What the task asks: Every record must be repeated exactly, with no omission.

== Extracted material ==

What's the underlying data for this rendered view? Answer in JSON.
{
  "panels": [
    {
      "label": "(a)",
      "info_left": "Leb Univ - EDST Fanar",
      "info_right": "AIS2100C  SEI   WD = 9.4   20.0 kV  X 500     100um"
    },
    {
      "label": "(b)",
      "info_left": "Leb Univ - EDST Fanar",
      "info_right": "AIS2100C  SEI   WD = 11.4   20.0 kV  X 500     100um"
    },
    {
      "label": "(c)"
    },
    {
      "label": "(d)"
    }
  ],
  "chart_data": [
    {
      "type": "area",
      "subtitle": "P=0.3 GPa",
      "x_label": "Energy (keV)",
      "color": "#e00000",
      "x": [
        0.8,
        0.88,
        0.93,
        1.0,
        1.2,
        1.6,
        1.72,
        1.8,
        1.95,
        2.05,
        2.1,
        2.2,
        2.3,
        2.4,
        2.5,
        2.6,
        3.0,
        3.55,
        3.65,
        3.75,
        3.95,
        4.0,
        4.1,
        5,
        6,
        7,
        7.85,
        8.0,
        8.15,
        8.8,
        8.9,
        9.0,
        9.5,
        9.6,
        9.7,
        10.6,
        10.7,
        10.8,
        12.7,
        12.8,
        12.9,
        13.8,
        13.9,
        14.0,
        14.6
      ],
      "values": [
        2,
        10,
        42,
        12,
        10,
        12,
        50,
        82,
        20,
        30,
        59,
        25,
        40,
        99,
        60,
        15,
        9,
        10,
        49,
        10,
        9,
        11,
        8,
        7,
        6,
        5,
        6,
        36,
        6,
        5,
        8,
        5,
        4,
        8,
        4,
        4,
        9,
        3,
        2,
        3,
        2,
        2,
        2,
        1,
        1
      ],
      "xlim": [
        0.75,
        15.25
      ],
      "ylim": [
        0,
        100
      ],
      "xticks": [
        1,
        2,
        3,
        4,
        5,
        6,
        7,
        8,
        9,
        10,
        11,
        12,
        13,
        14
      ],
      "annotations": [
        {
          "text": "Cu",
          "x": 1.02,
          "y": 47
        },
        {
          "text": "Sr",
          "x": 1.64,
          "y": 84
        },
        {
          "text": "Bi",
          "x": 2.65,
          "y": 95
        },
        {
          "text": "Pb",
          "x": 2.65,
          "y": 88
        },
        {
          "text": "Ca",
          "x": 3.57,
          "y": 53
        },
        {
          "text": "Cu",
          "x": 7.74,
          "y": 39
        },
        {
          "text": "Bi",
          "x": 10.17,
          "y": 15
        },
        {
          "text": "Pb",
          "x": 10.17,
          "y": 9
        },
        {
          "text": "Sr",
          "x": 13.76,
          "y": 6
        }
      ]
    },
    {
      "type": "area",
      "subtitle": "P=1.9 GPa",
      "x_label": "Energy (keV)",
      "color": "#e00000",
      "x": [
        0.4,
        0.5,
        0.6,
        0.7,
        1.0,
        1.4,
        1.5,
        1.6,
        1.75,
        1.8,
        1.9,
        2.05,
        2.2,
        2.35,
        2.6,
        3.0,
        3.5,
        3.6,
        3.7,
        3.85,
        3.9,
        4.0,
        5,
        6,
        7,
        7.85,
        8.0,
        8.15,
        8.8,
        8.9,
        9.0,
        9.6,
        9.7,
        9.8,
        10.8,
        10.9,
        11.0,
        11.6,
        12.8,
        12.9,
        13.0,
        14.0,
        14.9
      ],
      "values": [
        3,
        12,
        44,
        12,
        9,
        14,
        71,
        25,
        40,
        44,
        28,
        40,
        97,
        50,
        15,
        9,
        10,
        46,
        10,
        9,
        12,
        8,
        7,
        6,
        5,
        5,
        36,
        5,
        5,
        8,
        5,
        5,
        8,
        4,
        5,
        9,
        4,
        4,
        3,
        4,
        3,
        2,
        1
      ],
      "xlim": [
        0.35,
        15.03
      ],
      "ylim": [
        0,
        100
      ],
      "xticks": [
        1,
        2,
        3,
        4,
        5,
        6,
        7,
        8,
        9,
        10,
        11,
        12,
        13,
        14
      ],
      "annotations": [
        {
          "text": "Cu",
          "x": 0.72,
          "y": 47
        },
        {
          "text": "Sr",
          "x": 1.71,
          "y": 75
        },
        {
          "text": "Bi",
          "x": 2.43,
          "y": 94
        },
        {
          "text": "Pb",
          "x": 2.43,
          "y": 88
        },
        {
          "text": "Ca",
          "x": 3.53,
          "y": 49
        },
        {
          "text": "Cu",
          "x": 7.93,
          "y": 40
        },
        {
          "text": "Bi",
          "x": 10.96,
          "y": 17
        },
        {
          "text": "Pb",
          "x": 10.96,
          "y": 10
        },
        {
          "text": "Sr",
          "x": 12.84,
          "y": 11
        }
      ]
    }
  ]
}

===

Full solution:
What's the underlying data for this rendered view? Answer in JSON.
{
  "panels": [
    {
      "label": "(a)",
      "info_left": "Leb Univ - EDST Fanar",
      "info_right": "AIS2100C  SEI   WD = 9.4   20.0 kV  X 500     100um"
    },
    {
      "label": "(b)",
      "info_left": "Leb Univ - EDST Fanar",
      "info_right": "AIS2100C  SEI   WD = 11.4   20.0 kV  X 500     100um"
    },
    {
      "label": "(c)"
    },
    {
      "label": "(d)"
    }
  ],
  "chart_data": [
    {
      "type": "area",
      "subtitle": "P=0.3 GPa",
      "x_label": "Energy (keV)",
      "color": "#e00000",
      "x": [
        0.8,
        0.88,
        0.93,
        1.0,
        1.2,
        1.6,
        1.72,
        1.8,
        1.95,
        2.05,
        2.1,
        2.2,
        2.3,
        2.4,
        2.5,
        2.6,
        3.0,
        3.55,
        3.65,
        3.75,
        3.95,
        4.0,
        4.1,
        5,
        6,
        7,
        7.85,
        8.0,
        8.15,
        8.8,
        8.9,
        9.0,
        9.5,
        9.6,
        9.7,
        10.6,
        10.7,
        10.8,
        12.7,
        12.8,
        12.9,
        13.8,
        13.9,
        14.0,
        14.6
      ],
      "values": [
        2,
        10,
        42,
        12,
        10,
        12,
        50,
        82,
        20,
        30,
        59,
        25,
        40,
        99,
        60,
        15,
        9,
        10,
        49,
        10,
        9,
        11,
        8,
        7,
        6,
        5,
        6,
        36,
        6,
        5,
        8,
        5,
        4,
        8,
        4,
        4,
        9,
        3,
        2,
        3,
        2,
        2,
        2,
        1,
        1
      ],
      "xlim": [
        0.75,
        15.25
      ],
      "ylim": [
        0,
        100
      ],
      "xticks": [
        1,
        2,
        3,
        4,
        5,
        6,
        7,
        8,
        9,
        10,
        11,
        12,
        13,
        14
      ],
      "annotations": [
        {
          "text": "Cu",
          "x": 1.02,
          "y": 47
        },
        {
          "text": "Sr",
          "x": 1.64,
          "y": 84
        },
        {
          "text": "Bi",
          "x": 2.65,
          "y": 95
        },
        {
          "text": "Pb",
          "x": 2.65,
          "y": 88
        },
        {
          "text": "Ca",
          "x": 3.57,
          "y": 53
        },
        {
          "text": "Cu",
          "x": 7.74,
          "y": 39
        },
        {
          "text": "Bi",
          "x": 10.17,
          "y": 15
        },
        {
          "text": "Pb",
          "x": 10.17,
          "y": 9
        },
        {
          "text": "Sr",
          "x": 13.76,
          "y": 6
        }
      ]
    },
    {
      "type": "area",
      "subtitle": "P=1.9 GPa",
      "x_label": "Energy (keV)",
      "color": "#e00000",
      "x": [
        0.4,
        0.5,
        0.6,
        0.7,
        1.0,
        1.4,
        1.5,
        1.6,
        1.75,
        1.8,
        1.9,
        2.05,
        2.2,
        2.35,
        2.6,
        3.0,
        3.5,
        3.6,
        3.7,
        3.85,
        3.9,
        4.0,
        5,
        6,
        7,
        7.85,
        8.0,
        8.15,
        8.8,
        8.9,
        9.0,
        9.6,
        9.7,
        9.8,
        10.8,
        10.9,
        11.0,
        11.6,
        12.8,
        12.9,
        13.0,
        14.0,
        14.9
      ],
      "values": [
        3,
        12,
        44,
        12,
        9,
        14,
        71,
        25,
        40,
        44,
        28,
        40,
        97,
        50,
        15,
        9,
        10,
        46,
        10,
        9,
        12,
        8,
        7,
        6,
        5,
        5,
        36,
        5,
        5,
        8,
        5,
        5,
        8,
        4,
        5,
        9,
        4,
        4,
        3,
        4,
        3,
        2,
        1
      ],
      "xlim": [
        0.35,
        15.03
      ],
      "ylim": [
        0,
        100
      ],
      "xticks": [
        1,
        2,
        3,
        4,
        5,
        6,
        7,
        8,
        9,
        10,
        11,
        12,
        13,
        14
      ],
      "annotations": [
        {
          "text": "Cu",
          "x": 0.72,
          "y": 47
        },
        {
          "text": "Sr",
          "x": 1.71,
          "y": 75
        },
        {
          "text": "Bi",
          "x": 2.43,
          "y": 94
        },
        {
          "text": "Pb",
          "x": 2.43,
          "y": 88
        },
        {
          "text": "Ca",
          "x": 3.53,
          "y": 49
        },
        {
          "text": "Cu",
          "x": 7.93,
          "y": 40
        },
        {
          "text": "Bi",
          "x": 10.96,
          "y": 17
        },
        {
          "text": "Pb",
          "x": 10.96,
          "y": 10
        },
        {
          "text": "Sr",
          "x": 12.84,
          "y": 11
        }
      ]
    }
  ]
}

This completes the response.